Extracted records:

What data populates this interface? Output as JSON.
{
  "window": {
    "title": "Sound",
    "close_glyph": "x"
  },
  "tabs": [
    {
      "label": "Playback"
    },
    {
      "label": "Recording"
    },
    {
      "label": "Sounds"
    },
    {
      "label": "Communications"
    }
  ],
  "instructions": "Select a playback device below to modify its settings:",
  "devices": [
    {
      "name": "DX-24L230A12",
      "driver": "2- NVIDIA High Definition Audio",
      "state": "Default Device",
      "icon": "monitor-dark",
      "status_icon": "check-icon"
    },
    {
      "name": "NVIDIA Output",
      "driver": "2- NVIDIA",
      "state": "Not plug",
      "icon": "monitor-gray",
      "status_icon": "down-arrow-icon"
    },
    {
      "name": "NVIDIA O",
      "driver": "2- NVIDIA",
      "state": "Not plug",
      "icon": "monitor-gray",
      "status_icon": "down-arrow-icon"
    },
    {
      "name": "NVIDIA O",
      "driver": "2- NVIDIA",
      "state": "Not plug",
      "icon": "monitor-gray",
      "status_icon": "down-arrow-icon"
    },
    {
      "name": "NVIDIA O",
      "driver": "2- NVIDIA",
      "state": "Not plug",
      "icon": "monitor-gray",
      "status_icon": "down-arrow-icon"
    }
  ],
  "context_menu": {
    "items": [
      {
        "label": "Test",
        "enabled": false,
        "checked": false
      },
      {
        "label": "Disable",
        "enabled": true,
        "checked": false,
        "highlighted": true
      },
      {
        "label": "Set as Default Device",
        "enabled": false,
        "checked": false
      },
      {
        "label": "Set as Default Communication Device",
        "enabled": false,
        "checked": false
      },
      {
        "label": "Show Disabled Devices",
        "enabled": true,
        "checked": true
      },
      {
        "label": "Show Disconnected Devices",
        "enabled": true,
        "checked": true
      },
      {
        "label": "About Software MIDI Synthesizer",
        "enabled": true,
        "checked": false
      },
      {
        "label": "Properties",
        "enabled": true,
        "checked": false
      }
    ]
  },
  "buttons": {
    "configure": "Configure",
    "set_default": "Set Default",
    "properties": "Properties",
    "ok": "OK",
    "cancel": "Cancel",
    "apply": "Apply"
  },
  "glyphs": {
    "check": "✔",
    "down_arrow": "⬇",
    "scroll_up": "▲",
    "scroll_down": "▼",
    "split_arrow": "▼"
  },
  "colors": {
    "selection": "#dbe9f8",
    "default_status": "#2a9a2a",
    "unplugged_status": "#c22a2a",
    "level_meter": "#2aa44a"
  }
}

__TASK BRIEF__. Scan the material above. Copy each line where "Output" occurs.

__WORKED ANSWER__.
What data populates this interface? Output as JSON.
      "name": "NVIDIA Output",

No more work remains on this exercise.